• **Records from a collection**
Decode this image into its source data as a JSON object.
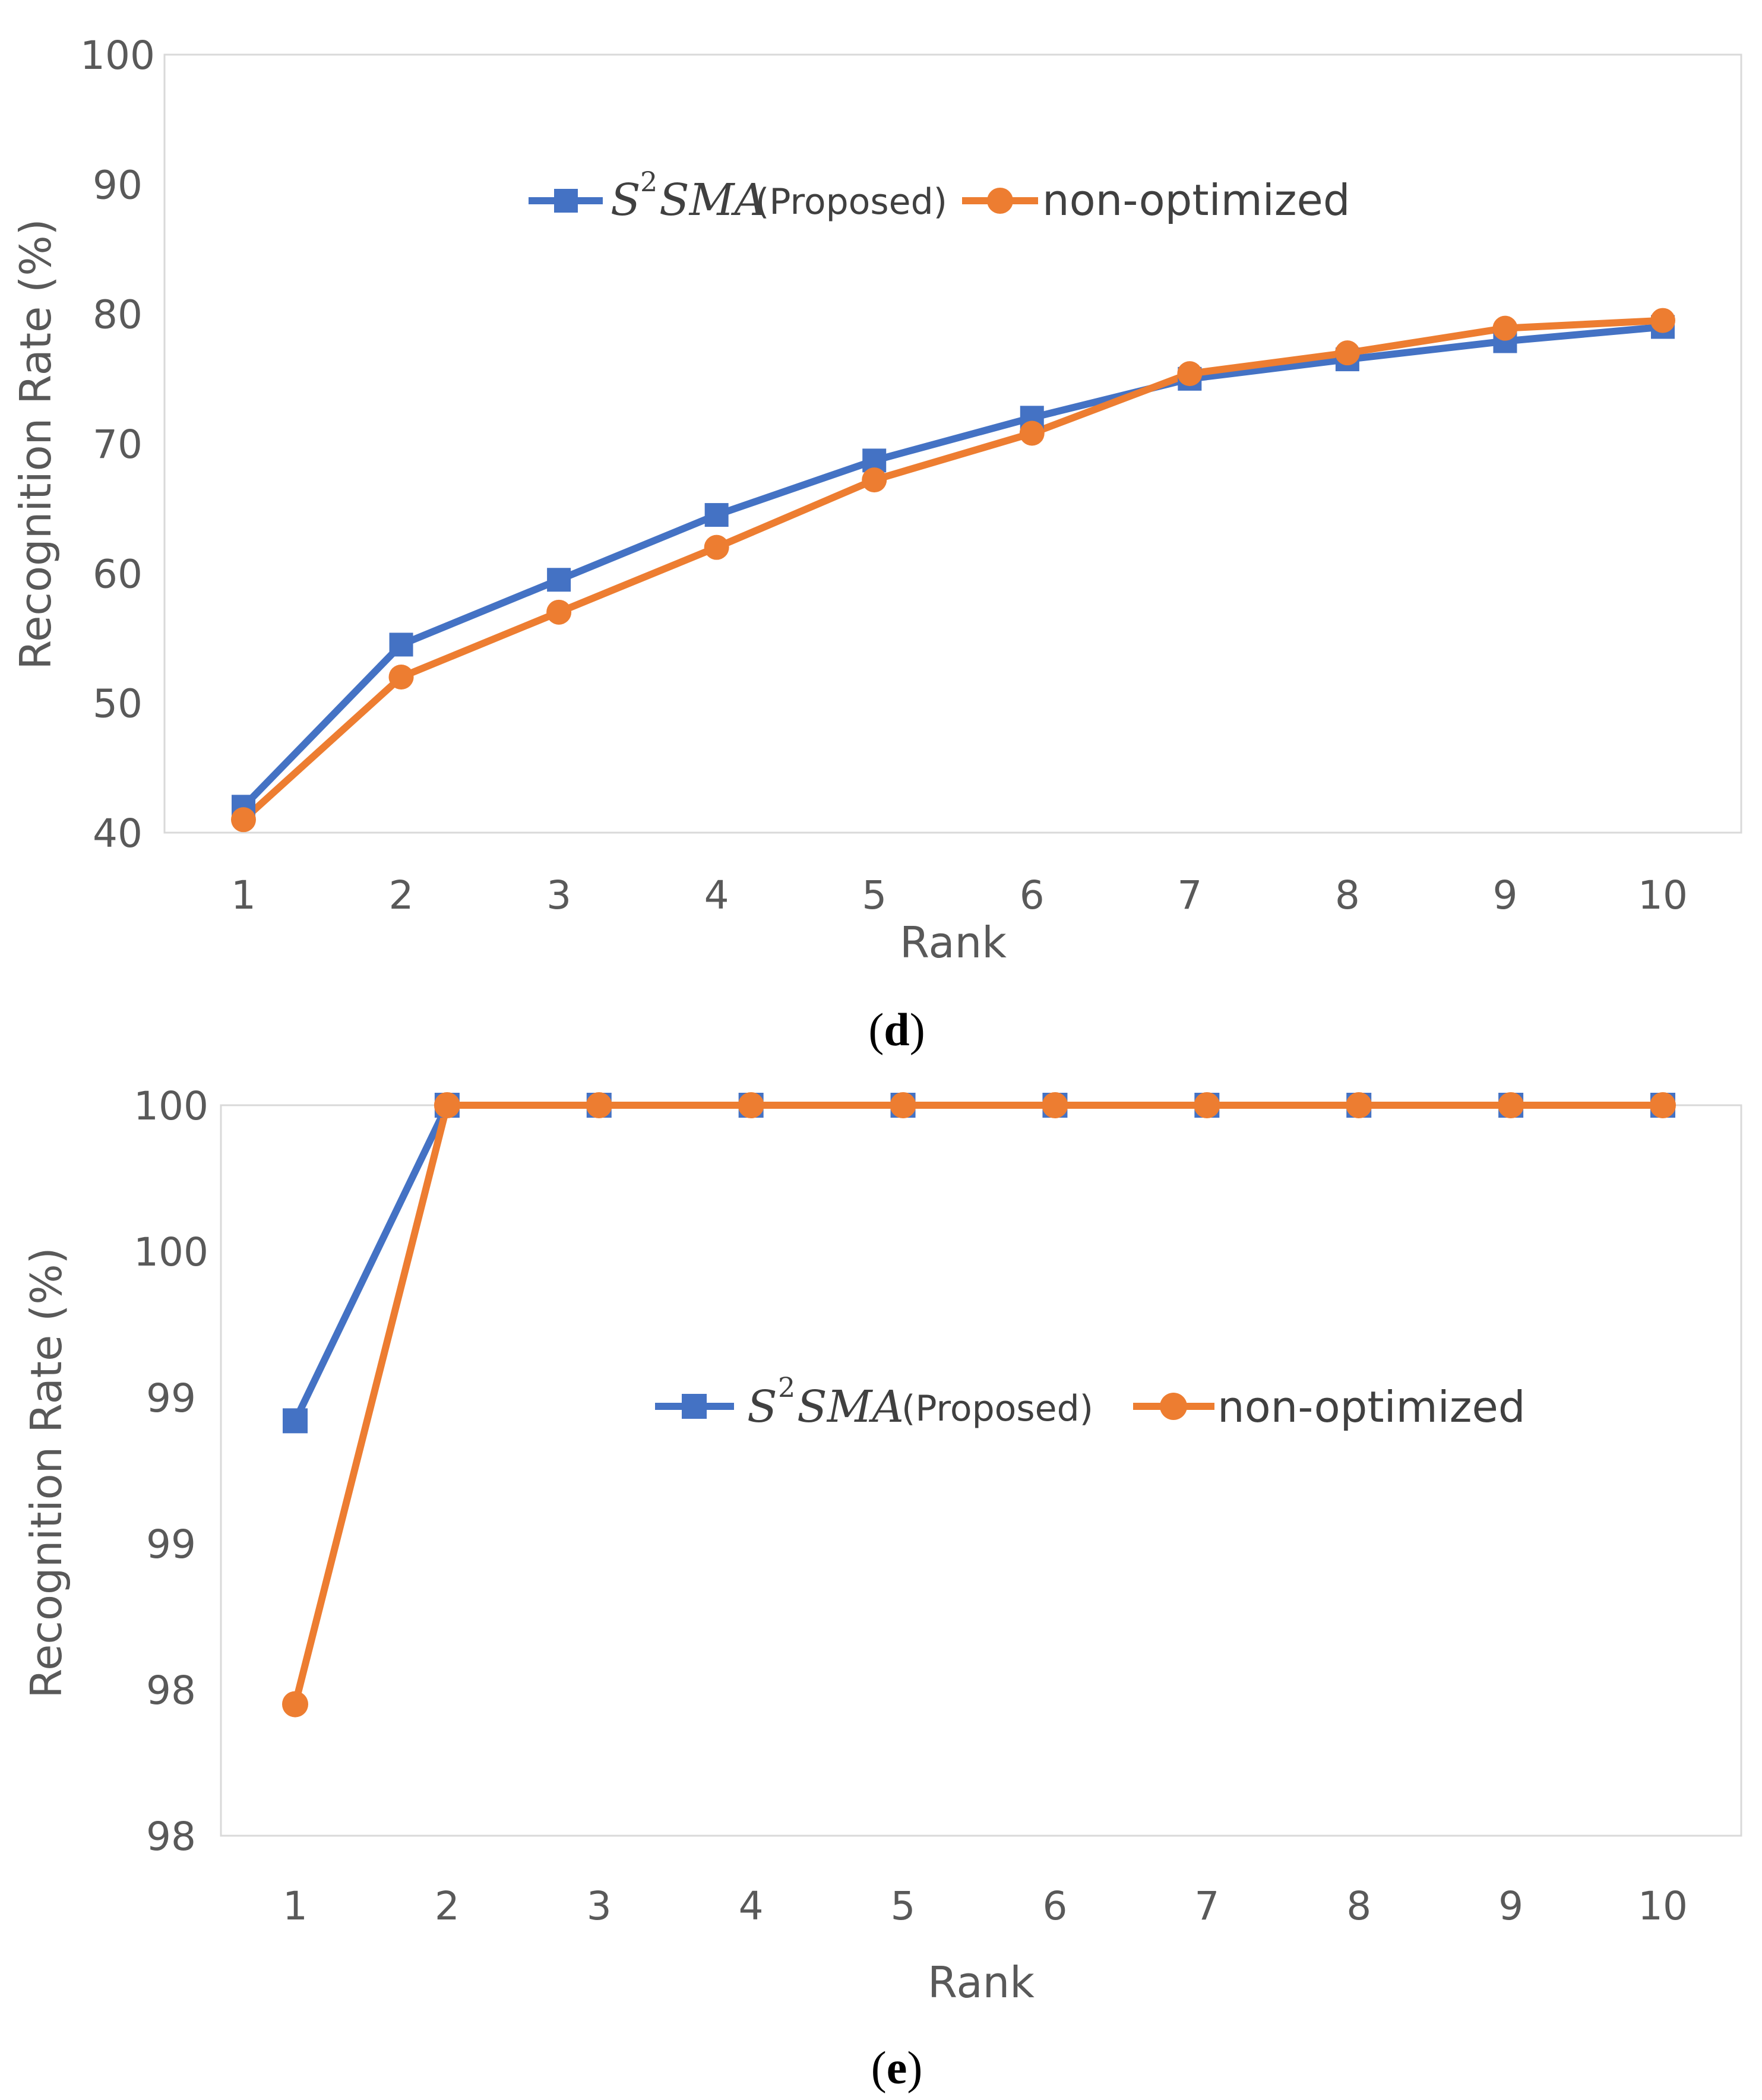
{
  "colors": {
    "proposed": "#4472C4",
    "non_optimized": "#ED7D31",
    "axis_text": "#595959",
    "frame": "#D9D9D9"
  },
  "chart_data": [
    {
      "id": "d",
      "type": "line",
      "caption_letter": "d",
      "caption_open": "(",
      "caption_close": ")",
      "xlabel": "Rank",
      "ylabel": "Recognition Rate (%)",
      "categories": [
        "1",
        "2",
        "3",
        "4",
        "5",
        "6",
        "7",
        "8",
        "9",
        "10"
      ],
      "ylim": [
        40,
        100
      ],
      "ytick_values": [
        40,
        50,
        60,
        70,
        80,
        90,
        100
      ],
      "ytick_labels": [
        "40",
        "50",
        "60",
        "70",
        "80",
        "90",
        "100"
      ],
      "legend": {
        "position": "top-center",
        "proposed_math": "S",
        "proposed_sup": "2",
        "proposed_math2": "SMA",
        "proposed_suffix": "(Proposed)",
        "non_optimized": "non-optimized"
      },
      "series": [
        {
          "key": "proposed",
          "name": "S2SMA (Proposed)",
          "marker": "square",
          "values": [
            42.0,
            54.5,
            59.5,
            64.5,
            68.7,
            72.0,
            75.0,
            76.5,
            77.9,
            79.0
          ]
        },
        {
          "key": "non_optimized",
          "name": "non-optimized",
          "marker": "circle",
          "values": [
            41.0,
            52.0,
            57.0,
            62.0,
            67.2,
            70.8,
            75.4,
            77.0,
            78.9,
            79.5
          ]
        }
      ]
    },
    {
      "id": "e",
      "type": "line",
      "caption_letter": "e",
      "caption_open": "(",
      "caption_close": ")",
      "xlabel": "Rank",
      "ylabel": "Recognition Rate (%)",
      "categories": [
        "1",
        "2",
        "3",
        "4",
        "5",
        "6",
        "7",
        "8",
        "9",
        "10"
      ],
      "ylim": [
        97.5,
        100
      ],
      "ytick_values": [
        97.5,
        98.0,
        98.5,
        99.0,
        99.5,
        100.0
      ],
      "ytick_labels": [
        "98",
        "98",
        "99",
        "99",
        "100",
        "100"
      ],
      "legend": {
        "position": "middle-right",
        "proposed_math": "S",
        "proposed_sup": "2",
        "proposed_math2": "SMA",
        "proposed_suffix": "(Proposed)",
        "non_optimized": "non-optimized"
      },
      "series": [
        {
          "key": "proposed",
          "name": "S2SMA (Proposed)",
          "marker": "square",
          "values": [
            98.92,
            100,
            100,
            100,
            100,
            100,
            100,
            100,
            100,
            100
          ]
        },
        {
          "key": "non_optimized",
          "name": "non-optimized",
          "marker": "circle",
          "values": [
            97.95,
            100,
            100,
            100,
            100,
            100,
            100,
            100,
            100,
            100
          ]
        }
      ]
    }
  ]
}
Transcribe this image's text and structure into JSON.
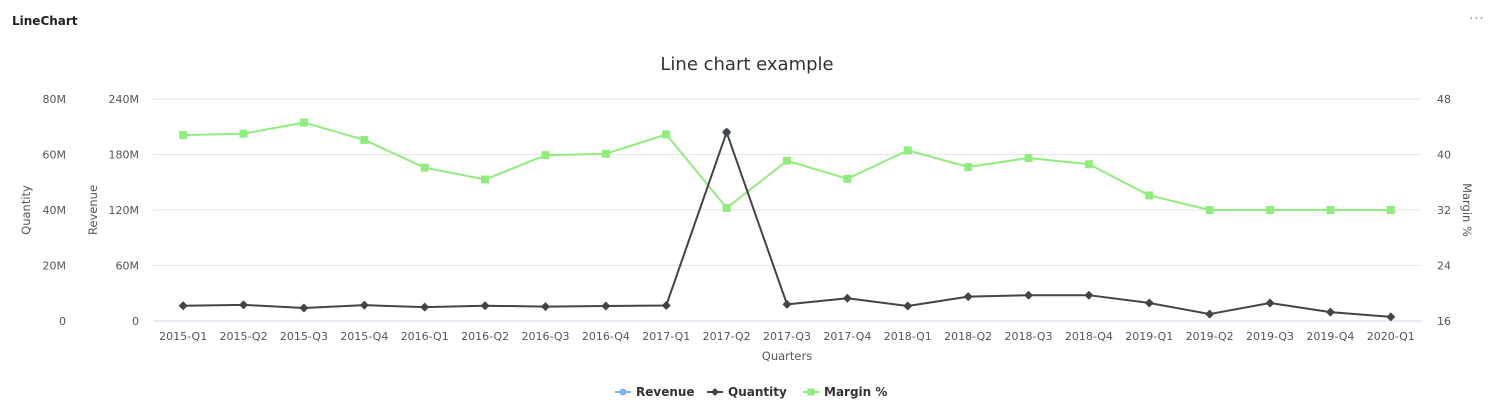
{
  "widget": {
    "title": "LineChart",
    "menu_label": "···"
  },
  "chart_data": {
    "type": "line",
    "title": "Line chart example",
    "xlabel": "Quarters",
    "categories": [
      "2015-Q1",
      "2015-Q2",
      "2015-Q3",
      "2015-Q4",
      "2016-Q1",
      "2016-Q2",
      "2016-Q3",
      "2016-Q4",
      "2017-Q1",
      "2017-Q2",
      "2017-Q3",
      "2017-Q4",
      "2018-Q1",
      "2018-Q2",
      "2018-Q3",
      "2018-Q4",
      "2019-Q1",
      "2019-Q2",
      "2019-Q3",
      "2019-Q4",
      "2020-Q1"
    ],
    "axes": {
      "quantity": {
        "label": "Quantity",
        "min": 0,
        "max": 80000000,
        "ticks": [
          "0",
          "20M",
          "40M",
          "60M",
          "80M"
        ]
      },
      "revenue": {
        "label": "Revenue",
        "min": 0,
        "max": 240000000,
        "ticks": [
          "0",
          "60M",
          "120M",
          "180M",
          "240M"
        ]
      },
      "margin": {
        "label": "Margin %",
        "min": 16,
        "max": 48,
        "ticks": [
          "16",
          "24",
          "32",
          "40",
          "48"
        ]
      }
    },
    "series": [
      {
        "name": "Revenue",
        "axis": "revenue",
        "color": "#7cb5ec",
        "marker": "circle",
        "values": [
          null,
          null,
          null,
          null,
          null,
          null,
          null,
          null,
          null,
          204000000,
          null,
          null,
          null,
          null,
          null,
          null,
          null,
          null,
          null,
          null,
          null
        ]
      },
      {
        "name": "Quantity",
        "axis": "quantity",
        "color": "#434348",
        "marker": "diamond",
        "values": [
          5500000,
          5800000,
          4700000,
          5700000,
          5000000,
          5500000,
          5200000,
          5400000,
          5600000,
          68000000,
          6000000,
          8200000,
          5400000,
          8800000,
          9300000,
          9300000,
          6500000,
          2500000,
          6500000,
          3200000,
          1500000
        ]
      },
      {
        "name": "Margin %",
        "axis": "margin",
        "color": "#90ed7d",
        "marker": "square",
        "values": [
          42.8,
          43.0,
          44.6,
          42.1,
          38.1,
          36.4,
          39.9,
          40.1,
          42.9,
          32.3,
          39.1,
          36.5,
          40.6,
          38.2,
          39.5,
          38.6,
          34.1,
          32.0,
          32.0,
          32.0,
          32.0
        ]
      }
    ],
    "legend": {
      "position": "bottom-center"
    },
    "grid": true
  }
}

• **PROBLEM REQUIREMENTS**
Return every line of the records exactly as given, pictures excluded.

• **SOLUTION TO THE EXERCISE**
Decode this image into its source data as a JSON object.
{
  "colors": {
    "proposed": "#4472C4",
    "non_optimized": "#ED7D31",
    "axis_text": "#595959",
    "frame": "#D9D9D9"
  },
  "chart_data": [
    {
      "id": "d",
      "type": "line",
      "caption_letter": "d",
      "caption_open": "(",
      "caption_close": ")",
      "xlabel": "Rank",
      "ylabel": "Recognition Rate (%)",
      "categories": [
        "1",
        "2",
        "3",
        "4",
        "5",
        "6",
        "7",
        "8",
        "9",
        "10"
      ],
      "ylim": [
        40,
        100
      ],
      "ytick_values": [
        40,
        50,
        60,
        70,
        80,
        90,
        100
      ],
      "ytick_labels": [
        "40",
        "50",
        "60",
        "70",
        "80",
        "90",
        "100"
      ],
      "legend": {
        "position": "top-center",
        "proposed_math": "S",
        "proposed_sup": "2",
        "proposed_math2": "SMA",
        "proposed_suffix": "(Proposed)",
        "non_optimized": "non-optimized"
      },
      "series": [
        {
          "key": "proposed",
          "name": "S2SMA (Proposed)",
          "marker": "square",
          "values": [
            42.0,
            54.5,
            59.5,
            64.5,
            68.7,
            72.0,
            75.0,
            76.5,
            77.9,
            79.0
          ]
        },
        {
          "key": "non_optimized",
          "name": "non-optimized",
          "marker": "circle",
          "values": [
            41.0,
            52.0,
            57.0,
            62.0,
            67.2,
            70.8,
            75.4,
            77.0,
            78.9,
            79.5
          ]
        }
      ]
    },
    {
      "id": "e",
      "type": "line",
      "caption_letter": "e",
      "caption_open": "(",
      "caption_close": ")",
      "xlabel": "Rank",
      "ylabel": "Recognition Rate (%)",
      "categories": [
        "1",
        "2",
        "3",
        "4",
        "5",
        "6",
        "7",
        "8",
        "9",
        "10"
      ],
      "ylim": [
        97.5,
        100
      ],
      "ytick_values": [
        97.5,
        98.0,
        98.5,
        99.0,
        99.5,
        100.0
      ],
      "ytick_labels": [
        "98",
        "98",
        "99",
        "99",
        "100",
        "100"
      ],
      "legend": {
        "position": "middle-right",
        "proposed_math": "S",
        "proposed_sup": "2",
        "proposed_math2": "SMA",
        "proposed_suffix": "(Proposed)",
        "non_optimized": "non-optimized"
      },
      "series": [
        {
          "key": "proposed",
          "name": "S2SMA (Proposed)",
          "marker": "square",
          "values": [
            98.92,
            100,
            100,
            100,
            100,
            100,
            100,
            100,
            100,
            100
          ]
        },
        {
          "key": "non_optimized",
          "name": "non-optimized",
          "marker": "circle",
          "values": [
            97.95,
            100,
            100,
            100,
            100,
            100,
            100,
            100,
            100,
            100
          ]
        }
      ]
    }
  ]
}
Transcribe this image's text and structure into JSON.
{
  "widget": {
    "title": "LineChart",
    "menu_label": "···"
  },
  "chart_data": {
    "type": "line",
    "title": "Line chart example",
    "xlabel": "Quarters",
    "categories": [
      "2015-Q1",
      "2015-Q2",
      "2015-Q3",
      "2015-Q4",
      "2016-Q1",
      "2016-Q2",
      "2016-Q3",
      "2016-Q4",
      "2017-Q1",
      "2017-Q2",
      "2017-Q3",
      "2017-Q4",
      "2018-Q1",
      "2018-Q2",
      "2018-Q3",
      "2018-Q4",
      "2019-Q1",
      "2019-Q2",
      "2019-Q3",
      "2019-Q4",
      "2020-Q1"
    ],
    "axes": {
      "quantity": {
        "label": "Quantity",
        "min": 0,
        "max": 80000000,
        "ticks": [
          "0",
          "20M",
          "40M",
          "60M",
          "80M"
        ]
      },
      "revenue": {
        "label": "Revenue",
        "min": 0,
        "max": 240000000,
        "ticks": [
          "0",
          "60M",
          "120M",
          "180M",
          "240M"
        ]
      },
      "margin": {
        "label": "Margin %",
        "min": 16,
        "max": 48,
        "ticks": [
          "16",
          "24",
          "32",
          "40",
          "48"
        ]
      }
    },
    "series": [
      {
        "name": "Revenue",
        "axis": "revenue",
        "color": "#7cb5ec",
        "marker": "circle",
        "values": [
          null,
          null,
          null,
          null,
          null,
          null,
          null,
          null,
          null,
          204000000,
          null,
          null,
          null,
          null,
          null,
          null,
          null,
          null,
          null,
          null,
          null
        ]
      },
      {
        "name": "Quantity",
        "axis": "quantity",
        "color": "#434348",
        "marker": "diamond",
        "values": [
          5500000,
          5800000,
          4700000,
          5700000,
          5000000,
          5500000,
          5200000,
          5400000,
          5600000,
          68000000,
          6000000,
          8200000,
          5400000,
          8800000,
          9300000,
          9300000,
          6500000,
          2500000,
          6500000,
          3200000,
          1500000
        ]
      },
      {
        "name": "Margin %",
        "axis": "margin",
        "color": "#90ed7d",
        "marker": "square",
        "values": [
          42.8,
          43.0,
          44.6,
          42.1,
          38.1,
          36.4,
          39.9,
          40.1,
          42.9,
          32.3,
          39.1,
          36.5,
          40.6,
          38.2,
          39.5,
          38.6,
          34.1,
          32.0,
          32.0,
          32.0,
          32.0
        ]
      }
    ],
    "legend": {
      "position": "bottom-center"
    },
    "grid": true
  }
}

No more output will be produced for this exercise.